** begin SELECTED PASSAGE **

On February 11, 2026 and in connection with the Loan (as defined herein), the Company amended the Fifth Extended RBC Facility (the “Seventh Amended RBC Facility”) and, together with its subsidiary, entered into priority agreements with RBC and BDC (collectively, the “Priority Agreement”). The Seventh Amended RBC Facility matures on November 30, 2026 and is subject to the same borrowing base terms as the previous facility. The Seventh Amended RBC Facility allows the Company to incur indebtedness to BDC of C$15 million under the Loan and incorporates permitting specific encumbrances to BDC and the Priority Agreement. The Seventh Amended RBC Facility also releases certain mortgage collateral held by RBC.

On March 11, 2026, the Company entered into the Waiver and Eighth Amendment to Loan Agreement (the “Eighth Amended RBC Facility”), which matures on November 30, 2026. The Eighth Amended RBC Facility is subject to the same borrowing base terms stated in the Seventh Amended RBC Facility. The Eighth Amended RBC Facility includes a customary “Restricted Payments” covenant that prohibits us from, among other things, repurchasing our common shares and paying dividends, unless we have satisfied certain conditions (the “Payment Conditions”). The Payment Conditions include conditions that, after giving effect to the relevant Restricted Payment, the Company has a net borrowing availability of C$5.0 million over the preceding 30-day period, and our fixed charge coverage ratio (“FCCR”) be at least 1.10 to 1.00 on a trailing 12-month basis. In February 2026, we and RBC determined that our purchases of our common shares under our NCIB in December 2025 did not comply with the Restricted Payments covenant because our FCCR was below 1.10 to 1.00. The Eighth Amended RBC Facility provided a waiver in connection with the foregoing.

** end SELECTED PASSAGE **
** begin DATA BLOCK **

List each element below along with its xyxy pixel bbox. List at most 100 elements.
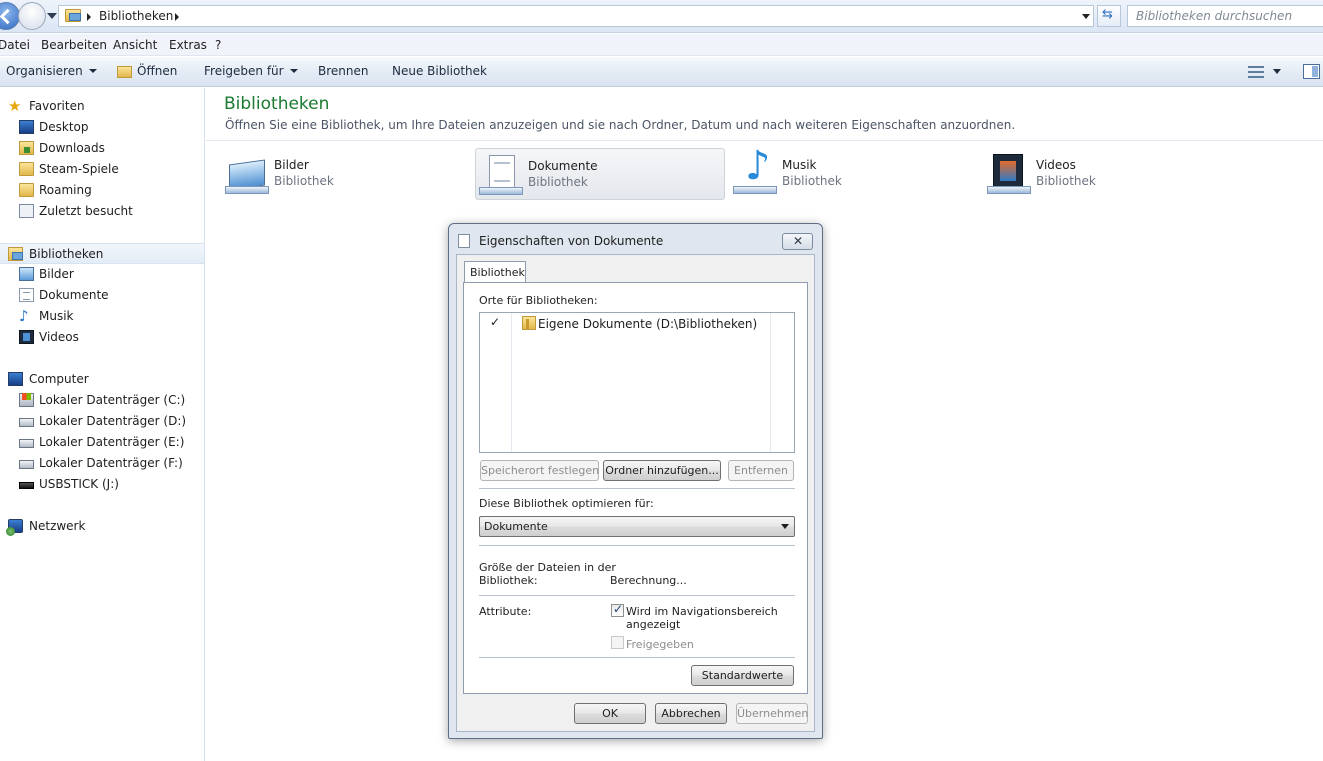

** end DATA BLOCK **

EXERCISE AIM:
Continue the passage on the amended RBC loan facility, picking up after its last sentence.

EXERCISE RESULT:
At March 31, 2026, available borrowings under the Eighth Amended RBC Facility are C$14.0 million ($10.1 million) (December 31, 2025 – C$16.3 million ($11.8 million) of available borrowings), calculated in the same manner as the RBC Facility described above, of which no amounts have been drawn. Under the RBC Facility, if the “Net Borrowing Availability” (defined as the borrowing base less any loan advances and letters of credit or guarantee and if undrawn including unrestricted cash), was less than C$3.0 million for at least thirty consecutive calendar days, the Company is subject to a FCCR covenant of 1.10:1 on a trailing twelve-month basis. As at March 31, 2026, the Company is in compliance with its financial covenants.

Leasing Facilities

The Company has a C$5.0 million equipment leasing facility in Canada (the “Canada Leasing Facility”) of which C$4.4 million ($3.2 million) has been drawn and C$4.0 million ($3.0 million) has been repaid. The Canada Leasing Facility has a seven-year term and bears interest at 4.25%.

The Company did not make any draws on the Canada Leasing Facility during the three months ended March 31, 2026 (2025 – $nil). The associated financial liabilities are shown on the consolidated balance sheet in the current portion of long-term debt and accrued interest and long-term debt.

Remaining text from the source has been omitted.